- [Task objective]: Look for the string "Sell" in every line, and copy each line that has it.

* Start Information given *

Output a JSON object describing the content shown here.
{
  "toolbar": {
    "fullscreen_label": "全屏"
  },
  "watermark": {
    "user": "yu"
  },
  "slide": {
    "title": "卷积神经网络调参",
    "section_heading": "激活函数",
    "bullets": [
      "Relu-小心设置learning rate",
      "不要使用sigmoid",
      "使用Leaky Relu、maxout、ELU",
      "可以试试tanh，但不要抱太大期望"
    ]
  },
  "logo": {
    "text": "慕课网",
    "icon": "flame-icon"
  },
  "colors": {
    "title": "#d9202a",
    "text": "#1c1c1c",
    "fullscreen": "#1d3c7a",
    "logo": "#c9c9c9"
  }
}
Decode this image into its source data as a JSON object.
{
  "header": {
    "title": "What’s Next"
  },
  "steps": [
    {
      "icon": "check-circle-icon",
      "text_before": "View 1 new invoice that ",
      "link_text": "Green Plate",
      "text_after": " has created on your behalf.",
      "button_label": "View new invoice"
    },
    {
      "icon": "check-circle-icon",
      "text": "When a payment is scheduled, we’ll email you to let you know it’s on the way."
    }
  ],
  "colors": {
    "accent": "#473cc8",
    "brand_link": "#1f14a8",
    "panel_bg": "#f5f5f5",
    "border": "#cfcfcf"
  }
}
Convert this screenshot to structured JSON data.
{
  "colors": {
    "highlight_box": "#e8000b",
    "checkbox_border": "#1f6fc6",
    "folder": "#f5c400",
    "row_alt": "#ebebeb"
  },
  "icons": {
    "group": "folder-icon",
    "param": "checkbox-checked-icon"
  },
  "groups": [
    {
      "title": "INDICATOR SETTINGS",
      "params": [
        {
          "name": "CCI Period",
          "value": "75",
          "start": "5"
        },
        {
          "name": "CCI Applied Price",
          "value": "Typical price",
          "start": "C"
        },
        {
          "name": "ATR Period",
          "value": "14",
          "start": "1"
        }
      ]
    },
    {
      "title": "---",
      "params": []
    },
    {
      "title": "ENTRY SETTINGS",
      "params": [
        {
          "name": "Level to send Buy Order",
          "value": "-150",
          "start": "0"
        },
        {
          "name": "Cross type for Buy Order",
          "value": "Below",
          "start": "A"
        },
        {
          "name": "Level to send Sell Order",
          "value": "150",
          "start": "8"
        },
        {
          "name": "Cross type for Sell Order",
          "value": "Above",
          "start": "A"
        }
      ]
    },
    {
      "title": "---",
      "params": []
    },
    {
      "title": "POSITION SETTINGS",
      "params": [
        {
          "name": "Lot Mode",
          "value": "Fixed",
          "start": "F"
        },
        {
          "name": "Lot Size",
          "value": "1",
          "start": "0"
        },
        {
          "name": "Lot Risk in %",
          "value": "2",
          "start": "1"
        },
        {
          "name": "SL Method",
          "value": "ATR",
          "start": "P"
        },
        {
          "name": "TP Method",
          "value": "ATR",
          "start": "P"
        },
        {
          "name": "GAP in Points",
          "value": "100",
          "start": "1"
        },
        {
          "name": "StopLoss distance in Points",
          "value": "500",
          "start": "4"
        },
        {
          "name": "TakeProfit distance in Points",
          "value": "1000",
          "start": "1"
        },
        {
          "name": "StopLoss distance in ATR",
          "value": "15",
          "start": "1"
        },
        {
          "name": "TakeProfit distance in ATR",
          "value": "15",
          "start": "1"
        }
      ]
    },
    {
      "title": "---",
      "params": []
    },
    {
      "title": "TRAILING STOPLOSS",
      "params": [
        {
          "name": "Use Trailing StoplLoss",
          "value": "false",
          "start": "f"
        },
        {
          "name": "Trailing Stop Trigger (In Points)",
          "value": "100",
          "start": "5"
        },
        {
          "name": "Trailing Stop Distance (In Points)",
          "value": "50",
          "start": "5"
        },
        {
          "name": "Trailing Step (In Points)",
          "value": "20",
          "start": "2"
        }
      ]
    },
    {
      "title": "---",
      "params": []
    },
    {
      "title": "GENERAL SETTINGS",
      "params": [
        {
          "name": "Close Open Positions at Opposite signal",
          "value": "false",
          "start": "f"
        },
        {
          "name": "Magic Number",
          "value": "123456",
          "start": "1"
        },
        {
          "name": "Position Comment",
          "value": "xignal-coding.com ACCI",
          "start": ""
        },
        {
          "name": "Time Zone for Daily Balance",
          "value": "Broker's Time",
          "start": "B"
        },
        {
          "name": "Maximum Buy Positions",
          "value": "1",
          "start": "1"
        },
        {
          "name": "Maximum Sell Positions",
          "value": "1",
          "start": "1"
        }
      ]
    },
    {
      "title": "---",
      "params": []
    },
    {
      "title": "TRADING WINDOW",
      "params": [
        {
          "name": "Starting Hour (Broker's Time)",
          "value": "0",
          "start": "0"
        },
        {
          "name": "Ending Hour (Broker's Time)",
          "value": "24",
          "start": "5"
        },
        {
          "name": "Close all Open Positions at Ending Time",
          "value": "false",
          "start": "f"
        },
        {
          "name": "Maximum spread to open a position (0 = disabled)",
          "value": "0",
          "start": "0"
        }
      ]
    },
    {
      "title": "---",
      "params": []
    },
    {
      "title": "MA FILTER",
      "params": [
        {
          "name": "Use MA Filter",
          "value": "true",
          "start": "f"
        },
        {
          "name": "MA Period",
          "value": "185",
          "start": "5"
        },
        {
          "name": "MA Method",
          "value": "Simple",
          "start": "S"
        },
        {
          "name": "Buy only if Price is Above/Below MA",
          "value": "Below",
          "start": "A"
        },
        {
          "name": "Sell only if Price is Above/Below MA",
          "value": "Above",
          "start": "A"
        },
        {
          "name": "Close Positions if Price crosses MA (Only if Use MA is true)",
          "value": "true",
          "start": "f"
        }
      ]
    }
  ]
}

* End Information given *
* Start Information given *

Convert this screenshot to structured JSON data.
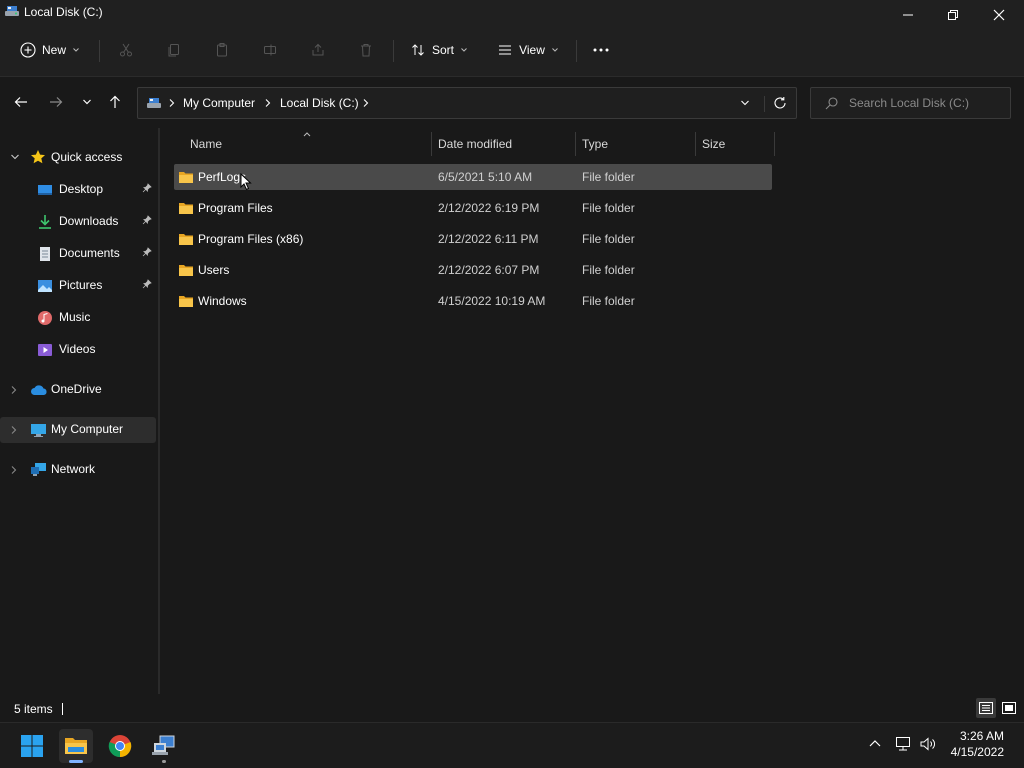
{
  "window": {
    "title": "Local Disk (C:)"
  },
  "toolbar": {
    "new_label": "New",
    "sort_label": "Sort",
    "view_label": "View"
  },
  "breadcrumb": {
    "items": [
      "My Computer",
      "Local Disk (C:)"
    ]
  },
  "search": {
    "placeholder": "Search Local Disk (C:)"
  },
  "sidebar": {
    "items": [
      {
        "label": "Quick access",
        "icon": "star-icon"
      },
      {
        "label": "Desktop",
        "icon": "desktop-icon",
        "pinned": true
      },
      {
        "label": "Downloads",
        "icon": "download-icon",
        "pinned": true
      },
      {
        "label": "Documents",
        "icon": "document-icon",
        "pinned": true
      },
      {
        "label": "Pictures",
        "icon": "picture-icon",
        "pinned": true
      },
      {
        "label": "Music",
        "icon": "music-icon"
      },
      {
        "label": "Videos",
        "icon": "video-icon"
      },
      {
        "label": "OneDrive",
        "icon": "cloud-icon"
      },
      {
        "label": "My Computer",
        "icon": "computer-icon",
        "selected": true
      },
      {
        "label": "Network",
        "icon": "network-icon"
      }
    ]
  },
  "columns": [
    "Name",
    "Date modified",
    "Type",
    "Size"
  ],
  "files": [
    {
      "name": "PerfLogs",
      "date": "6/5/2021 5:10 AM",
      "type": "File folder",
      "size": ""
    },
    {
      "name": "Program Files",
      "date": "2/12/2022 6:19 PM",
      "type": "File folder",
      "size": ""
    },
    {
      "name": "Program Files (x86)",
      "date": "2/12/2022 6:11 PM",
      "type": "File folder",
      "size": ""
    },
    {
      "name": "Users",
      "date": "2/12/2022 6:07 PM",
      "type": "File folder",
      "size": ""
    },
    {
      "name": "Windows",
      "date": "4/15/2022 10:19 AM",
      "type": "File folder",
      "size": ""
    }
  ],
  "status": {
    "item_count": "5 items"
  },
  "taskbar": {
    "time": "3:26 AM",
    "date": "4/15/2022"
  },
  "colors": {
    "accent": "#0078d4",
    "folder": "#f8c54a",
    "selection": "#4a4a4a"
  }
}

* End Information given *

- [Result of this exercise]:
          "name": "Level to send Sell Order",
          "name": "Cross type for Sell Order",
          "name": "Maximum Sell Positions",
          "name": "Sell only if Price is Above/Below MA",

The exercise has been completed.